Written problem: Check each line of the entries below for the string "xlabel" and state how many lines have it, with no other text.
* START Data listing *
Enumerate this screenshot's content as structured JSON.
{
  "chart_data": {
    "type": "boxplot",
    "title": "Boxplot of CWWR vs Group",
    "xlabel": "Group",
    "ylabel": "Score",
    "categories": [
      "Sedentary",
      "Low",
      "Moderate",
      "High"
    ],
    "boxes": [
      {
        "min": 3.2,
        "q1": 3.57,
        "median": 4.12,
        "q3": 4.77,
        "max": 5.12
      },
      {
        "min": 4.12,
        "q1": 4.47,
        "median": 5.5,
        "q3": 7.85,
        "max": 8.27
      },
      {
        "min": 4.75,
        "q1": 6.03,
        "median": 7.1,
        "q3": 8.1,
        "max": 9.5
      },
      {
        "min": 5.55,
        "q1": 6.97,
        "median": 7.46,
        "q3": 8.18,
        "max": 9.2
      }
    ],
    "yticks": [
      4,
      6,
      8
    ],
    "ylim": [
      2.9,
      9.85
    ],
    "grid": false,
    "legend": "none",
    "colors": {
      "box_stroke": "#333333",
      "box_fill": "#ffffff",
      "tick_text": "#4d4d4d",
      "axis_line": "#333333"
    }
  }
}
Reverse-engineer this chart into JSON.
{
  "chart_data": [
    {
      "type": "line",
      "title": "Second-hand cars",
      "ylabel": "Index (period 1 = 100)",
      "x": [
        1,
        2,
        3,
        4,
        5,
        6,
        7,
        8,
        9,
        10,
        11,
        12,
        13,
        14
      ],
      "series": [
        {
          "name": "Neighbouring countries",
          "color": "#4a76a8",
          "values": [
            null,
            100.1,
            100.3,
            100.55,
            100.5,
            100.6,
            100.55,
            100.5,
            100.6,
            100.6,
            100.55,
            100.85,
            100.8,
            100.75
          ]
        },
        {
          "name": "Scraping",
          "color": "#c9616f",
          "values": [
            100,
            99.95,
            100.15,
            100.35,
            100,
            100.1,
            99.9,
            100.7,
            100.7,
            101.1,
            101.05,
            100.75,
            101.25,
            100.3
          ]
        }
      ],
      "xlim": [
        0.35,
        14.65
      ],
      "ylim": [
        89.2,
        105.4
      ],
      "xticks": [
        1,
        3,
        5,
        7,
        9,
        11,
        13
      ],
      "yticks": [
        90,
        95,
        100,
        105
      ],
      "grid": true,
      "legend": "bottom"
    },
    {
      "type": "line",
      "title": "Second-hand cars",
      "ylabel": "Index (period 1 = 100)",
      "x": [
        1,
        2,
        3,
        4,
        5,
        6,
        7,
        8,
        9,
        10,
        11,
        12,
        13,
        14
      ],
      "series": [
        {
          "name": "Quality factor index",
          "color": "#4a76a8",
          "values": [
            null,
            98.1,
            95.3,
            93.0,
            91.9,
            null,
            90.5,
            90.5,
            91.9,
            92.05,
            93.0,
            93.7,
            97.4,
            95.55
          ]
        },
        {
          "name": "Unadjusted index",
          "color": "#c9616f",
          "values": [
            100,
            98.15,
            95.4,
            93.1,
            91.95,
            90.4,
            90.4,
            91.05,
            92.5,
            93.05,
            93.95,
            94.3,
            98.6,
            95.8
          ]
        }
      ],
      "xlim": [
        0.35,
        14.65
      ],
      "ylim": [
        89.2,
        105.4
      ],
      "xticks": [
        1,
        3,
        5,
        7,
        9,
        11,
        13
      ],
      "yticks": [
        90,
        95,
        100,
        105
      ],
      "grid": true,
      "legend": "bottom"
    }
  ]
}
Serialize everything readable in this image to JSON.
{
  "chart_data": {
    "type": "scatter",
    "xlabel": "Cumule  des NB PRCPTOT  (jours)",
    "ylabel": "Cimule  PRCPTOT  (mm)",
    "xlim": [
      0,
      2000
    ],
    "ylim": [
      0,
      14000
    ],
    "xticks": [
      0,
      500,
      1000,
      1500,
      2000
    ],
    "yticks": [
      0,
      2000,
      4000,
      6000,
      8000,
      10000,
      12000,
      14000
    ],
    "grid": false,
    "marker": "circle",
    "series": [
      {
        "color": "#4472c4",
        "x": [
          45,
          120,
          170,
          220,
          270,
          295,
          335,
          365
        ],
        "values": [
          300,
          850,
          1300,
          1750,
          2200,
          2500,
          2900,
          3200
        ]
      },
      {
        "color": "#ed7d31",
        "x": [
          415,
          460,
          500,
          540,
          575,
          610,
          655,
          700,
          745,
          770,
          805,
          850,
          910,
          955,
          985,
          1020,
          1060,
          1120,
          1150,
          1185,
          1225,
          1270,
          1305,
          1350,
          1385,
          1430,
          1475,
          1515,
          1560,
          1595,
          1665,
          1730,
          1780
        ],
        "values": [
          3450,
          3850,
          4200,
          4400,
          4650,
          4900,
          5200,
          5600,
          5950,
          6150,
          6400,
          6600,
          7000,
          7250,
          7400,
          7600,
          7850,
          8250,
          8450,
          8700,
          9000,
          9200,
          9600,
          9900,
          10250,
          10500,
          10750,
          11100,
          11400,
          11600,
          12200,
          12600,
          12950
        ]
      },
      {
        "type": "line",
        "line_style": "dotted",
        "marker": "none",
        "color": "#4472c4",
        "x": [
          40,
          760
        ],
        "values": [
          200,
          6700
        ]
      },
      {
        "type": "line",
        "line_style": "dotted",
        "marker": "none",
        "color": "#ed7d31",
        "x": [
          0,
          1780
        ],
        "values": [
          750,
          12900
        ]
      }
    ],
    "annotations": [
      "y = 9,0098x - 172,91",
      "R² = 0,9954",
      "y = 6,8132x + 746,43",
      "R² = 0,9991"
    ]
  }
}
* END Data listing *
Finished answer: 2